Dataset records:
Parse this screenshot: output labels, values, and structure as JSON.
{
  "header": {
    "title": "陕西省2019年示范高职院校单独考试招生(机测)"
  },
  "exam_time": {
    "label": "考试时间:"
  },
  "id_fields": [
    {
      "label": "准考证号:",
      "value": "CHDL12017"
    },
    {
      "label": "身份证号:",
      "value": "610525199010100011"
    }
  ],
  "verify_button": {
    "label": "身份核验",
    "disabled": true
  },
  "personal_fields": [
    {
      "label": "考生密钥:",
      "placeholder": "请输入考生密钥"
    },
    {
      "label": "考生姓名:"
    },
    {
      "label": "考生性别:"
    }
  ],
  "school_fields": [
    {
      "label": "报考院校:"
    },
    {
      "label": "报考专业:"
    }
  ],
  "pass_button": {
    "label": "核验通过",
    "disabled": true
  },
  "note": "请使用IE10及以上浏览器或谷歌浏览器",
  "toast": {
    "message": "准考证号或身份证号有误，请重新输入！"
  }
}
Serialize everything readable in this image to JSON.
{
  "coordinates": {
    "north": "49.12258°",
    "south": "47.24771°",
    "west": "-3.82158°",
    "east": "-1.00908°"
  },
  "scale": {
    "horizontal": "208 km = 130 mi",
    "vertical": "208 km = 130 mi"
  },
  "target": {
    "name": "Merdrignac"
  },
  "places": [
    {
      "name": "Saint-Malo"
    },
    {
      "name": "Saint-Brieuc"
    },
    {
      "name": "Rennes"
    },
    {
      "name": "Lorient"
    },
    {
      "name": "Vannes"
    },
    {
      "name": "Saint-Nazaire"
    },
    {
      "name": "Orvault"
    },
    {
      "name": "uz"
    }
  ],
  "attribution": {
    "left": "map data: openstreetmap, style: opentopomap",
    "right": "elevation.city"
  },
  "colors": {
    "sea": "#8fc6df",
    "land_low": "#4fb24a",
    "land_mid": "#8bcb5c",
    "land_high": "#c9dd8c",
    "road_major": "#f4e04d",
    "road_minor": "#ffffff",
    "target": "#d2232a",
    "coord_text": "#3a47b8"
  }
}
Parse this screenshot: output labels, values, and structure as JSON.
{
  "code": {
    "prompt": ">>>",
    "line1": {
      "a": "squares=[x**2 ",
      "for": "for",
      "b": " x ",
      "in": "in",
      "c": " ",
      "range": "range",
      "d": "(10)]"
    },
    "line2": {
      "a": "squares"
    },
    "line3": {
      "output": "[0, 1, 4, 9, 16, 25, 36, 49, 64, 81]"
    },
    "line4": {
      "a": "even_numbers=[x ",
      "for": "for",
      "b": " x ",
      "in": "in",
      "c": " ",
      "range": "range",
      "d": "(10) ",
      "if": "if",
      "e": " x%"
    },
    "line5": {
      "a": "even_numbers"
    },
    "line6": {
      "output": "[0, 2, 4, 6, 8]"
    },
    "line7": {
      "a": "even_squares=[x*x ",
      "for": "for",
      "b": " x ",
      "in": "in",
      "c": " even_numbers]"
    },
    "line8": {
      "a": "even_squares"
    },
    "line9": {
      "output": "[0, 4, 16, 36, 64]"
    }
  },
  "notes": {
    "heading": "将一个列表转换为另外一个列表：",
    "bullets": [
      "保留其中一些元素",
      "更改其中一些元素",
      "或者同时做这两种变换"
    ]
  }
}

WHAT NEEDS TO BE DONE: What is needed here is an exact reproduction of all the entries.

SOLUTION TO THE PROBLEM:
Parse this screenshot: output labels, values, and structure as JSON.
{
  "header": {
    "title": "陕西省2019年示范高职院校单独考试招生(机测)"
  },
  "exam_time": {
    "label": "考试时间:"
  },
  "id_fields": [
    {
      "label": "准考证号:",
      "value": "CHDL12017"
    },
    {
      "label": "身份证号:",
      "value": "610525199010100011"
    }
  ],
  "verify_button": {
    "label": "身份核验",
    "disabled": true
  },
  "personal_fields": [
    {
      "label": "考生密钥:",
      "placeholder": "请输入考生密钥"
    },
    {
      "label": "考生姓名:"
    },
    {
      "label": "考生性别:"
    }
  ],
  "school_fields": [
    {
      "label": "报考院校:"
    },
    {
      "label": "报考专业:"
    }
  ],
  "pass_button": {
    "label": "核验通过",
    "disabled": true
  },
  "note": "请使用IE10及以上浏览器或谷歌浏览器",
  "toast": {
    "message": "准考证号或身份证号有误，请重新输入！"
  }
}
Serialize everything readable in this image to JSON.
{
  "coordinates": {
    "north": "49.12258°",
    "south": "47.24771°",
    "west": "-3.82158°",
    "east": "-1.00908°"
  },
  "scale": {
    "horizontal": "208 km = 130 mi",
    "vertical": "208 km = 130 mi"
  },
  "target": {
    "name": "Merdrignac"
  },
  "places": [
    {
      "name": "Saint-Malo"
    },
    {
      "name": "Saint-Brieuc"
    },
    {
      "name": "Rennes"
    },
    {
      "name": "Lorient"
    },
    {
      "name": "Vannes"
    },
    {
      "name": "Saint-Nazaire"
    },
    {
      "name": "Orvault"
    },
    {
      "name": "uz"
    }
  ],
  "attribution": {
    "left": "map data: openstreetmap, style: opentopomap",
    "right": "elevation.city"
  },
  "colors": {
    "sea": "#8fc6df",
    "land_low": "#4fb24a",
    "land_mid": "#8bcb5c",
    "land_high": "#c9dd8c",
    "road_major": "#f4e04d",
    "road_minor": "#ffffff",
    "target": "#d2232a",
    "coord_text": "#3a47b8"
  }
}
Parse this screenshot: output labels, values, and structure as JSON.
{
  "code": {
    "prompt": ">>>",
    "line1": {
      "a": "squares=[x**2 ",
      "for": "for",
      "b": " x ",
      "in": "in",
      "c": " ",
      "range": "range",
      "d": "(10)]"
    },
    "line2": {
      "a": "squares"
    },
    "line3": {
      "output": "[0, 1, 4, 9, 16, 25, 36, 49, 64, 81]"
    },
    "line4": {
      "a": "even_numbers=[x ",
      "for": "for",
      "b": " x ",
      "in": "in",
      "c": " ",
      "range": "range",
      "d": "(10) ",
      "if": "if",
      "e": " x%"
    },
    "line5": {
      "a": "even_numbers"
    },
    "line6": {
      "output": "[0, 2, 4, 6, 8]"
    },
    "line7": {
      "a": "even_squares=[x*x ",
      "for": "for",
      "b": " x ",
      "in": "in",
      "c": " even_numbers]"
    },
    "line8": {
      "a": "even_squares"
    },
    "line9": {
      "output": "[0, 4, 16, 36, 64]"
    }
  },
  "notes": {
    "heading": "将一个列表转换为另外一个列表：",
    "bullets": [
      "保留其中一些元素",
      "更改其中一些元素",
      "或者同时做这两种变换"
    ]
  }
}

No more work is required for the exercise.